# [Provided text]
<<<<
Viable to virtualize my laptop?

Solution 1:

The VM hosts I run are VMWare on top of a very minimal Debian install. I install Debian with next to nothing (not even selecting "standard system" during the install process), add a few tools and accessories that are useful for diagnostics later or that are handy to have at the console generally (psmisc, htop, vim, pv, 7zip, ...), add the libraries needed by VMWare, then install VMWare itself. That is as small as you'll get without hand rolling your own distro.

Unfortunately you have extra complications though: my setups like this are all server boxes with hardware that is known to be good for Linux compatibility. The base Linux setup may require more work on your laptop, for a start you will need to install and configure the relevant support for your wireless adaptor and such. If there is one of the operating systems that you are likely to use more than the others then I might suggest just using that as the host OS with VMWare workstation/server/player atop that for the other OSs - you could always minimise the host's footprint before starting a VM by shutting off services you won't on the host need while using the VMs (like local database servers for instance) - in either Linux or Windows this sort of thing should not be difficult to script.

Solution 2:

My home brew solution to this a few years back was to do a basics only install of Linux and X-Windows on a machine and load VMWare Server. I would then remote into each of the machines I wanted using RDP on linux. I used Fedora Core and Ubuntu for this and it worked well.

Most HyperVisors, which is the technology you refer to, comes with no interface. The most common one's I am aware of his Hyper-V HyperVisor which uses Windows Server 2008 Server Core, and VMware ESX. However the focus of these platforms are mainly server virtualization in managed environment. There isn't any of these catered for the scenario your mentioning.

The closest I can think of would be Xen which comes with Linux itself, however I am not sure if it supports the more rescent hardware virtualization and performance features.

Personally I now use VMWare Fusion on my MacBook for my multiple OS needs and it works well in my environment. The major reason I wanted this was to do demonstrations for talks, and for that I built a notebook with just Virtual Machines on it using Hyper-V. The concept of running multiple OS's wears off quite quickly to be honest, since you end up living in one more then the others. Really analyse your needs and then go this route.

Solution 3:

A stripped down linux is pretty lightweight. I virtualise XP, Vista and ubuntu on top of an Archlinux install on a centrino duo laptop bought in 2000, and the performance is more than adequate.

As Djago and David mention, you'll not easily get more lightweight than a stripped linux install.
>>>>
# [Data provided]
<<<<
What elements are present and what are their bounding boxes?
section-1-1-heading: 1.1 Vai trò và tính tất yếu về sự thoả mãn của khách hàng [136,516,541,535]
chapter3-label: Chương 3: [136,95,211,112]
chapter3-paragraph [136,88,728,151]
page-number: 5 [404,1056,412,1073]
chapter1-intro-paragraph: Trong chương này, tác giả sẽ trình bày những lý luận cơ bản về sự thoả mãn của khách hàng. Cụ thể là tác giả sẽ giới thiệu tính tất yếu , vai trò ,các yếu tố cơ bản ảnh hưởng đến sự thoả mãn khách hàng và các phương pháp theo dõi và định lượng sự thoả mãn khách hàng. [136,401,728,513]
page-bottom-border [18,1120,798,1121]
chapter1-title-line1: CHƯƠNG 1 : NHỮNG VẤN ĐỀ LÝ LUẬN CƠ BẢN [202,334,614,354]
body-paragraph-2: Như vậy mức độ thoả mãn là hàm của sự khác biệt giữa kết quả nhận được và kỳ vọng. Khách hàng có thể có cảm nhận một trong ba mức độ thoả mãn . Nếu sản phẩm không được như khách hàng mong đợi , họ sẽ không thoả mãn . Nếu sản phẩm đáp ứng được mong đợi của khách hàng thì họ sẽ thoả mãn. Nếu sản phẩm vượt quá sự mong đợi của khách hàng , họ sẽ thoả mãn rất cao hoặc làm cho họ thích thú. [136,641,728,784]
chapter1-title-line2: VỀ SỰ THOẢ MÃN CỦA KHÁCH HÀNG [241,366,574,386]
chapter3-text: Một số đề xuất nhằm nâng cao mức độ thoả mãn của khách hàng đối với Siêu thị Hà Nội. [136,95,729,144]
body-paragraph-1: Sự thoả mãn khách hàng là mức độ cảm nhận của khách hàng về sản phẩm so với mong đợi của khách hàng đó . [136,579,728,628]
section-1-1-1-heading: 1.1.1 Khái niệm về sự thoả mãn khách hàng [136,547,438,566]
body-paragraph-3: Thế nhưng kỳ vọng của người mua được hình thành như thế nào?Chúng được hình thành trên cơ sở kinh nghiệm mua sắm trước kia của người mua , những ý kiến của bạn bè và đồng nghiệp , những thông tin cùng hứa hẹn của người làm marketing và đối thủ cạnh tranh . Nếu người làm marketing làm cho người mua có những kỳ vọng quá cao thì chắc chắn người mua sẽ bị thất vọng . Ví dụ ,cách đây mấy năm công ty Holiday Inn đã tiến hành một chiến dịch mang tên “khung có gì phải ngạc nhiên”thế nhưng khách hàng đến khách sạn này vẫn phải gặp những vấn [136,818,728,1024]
>>>>
# [Task requirements]
**1.** Say whether each statement agrees with the laptop virtualization text, answering yes or no and quoting the deciding words: (a) The VM hosts in Solution 1 run VMWare on a minimal Debian install. (b) The setup in Solution 2 with Fedora Core and Ubuntu worked poorly. (c) The laptop in Solution 3 was bought in 2005.
**2.** Edit the part of the laptop virtualization text that opens with the words containing "Viable to virtualize" and closes with "your own distro.", replacing "Debian" with "Ubuntu".
**3.** In the laptop virtualization text, why does Solution 1 say the base Linux setup may need more work on a laptop? Answer in one to three sentences.

# [Responses by task]
**1.**
(a) Yes: "The VM hosts I run are VMWare on top of a very minimal Debian install."
(b) No: "I used Fedora Core and Ubuntu for this and it worked well."
(c) No: "on a centrino duo laptop bought in 2000"

**2.**
Viable to virtualize my laptop?

Solution 1:

The VM hosts I run are VMWare on top of a very minimal Ubuntu install. I install Ubuntu with next to nothing (not even selecting "standard system" during the install process), add a few tools and accessories that are useful for diagnostics later or that are handy to have at the console generally (psmisc, htop, vim, pv, 7zip, ...), add the libraries needed by VMWare, then install VMWare itself. That is as small as you'll get without hand rolling your own distro.

**3.** The author's own setups of this kind are all server boxes with hardware known to be good for Linux compatibility. On a laptop, support for parts such as the wireless adaptor will have to be installed and configured.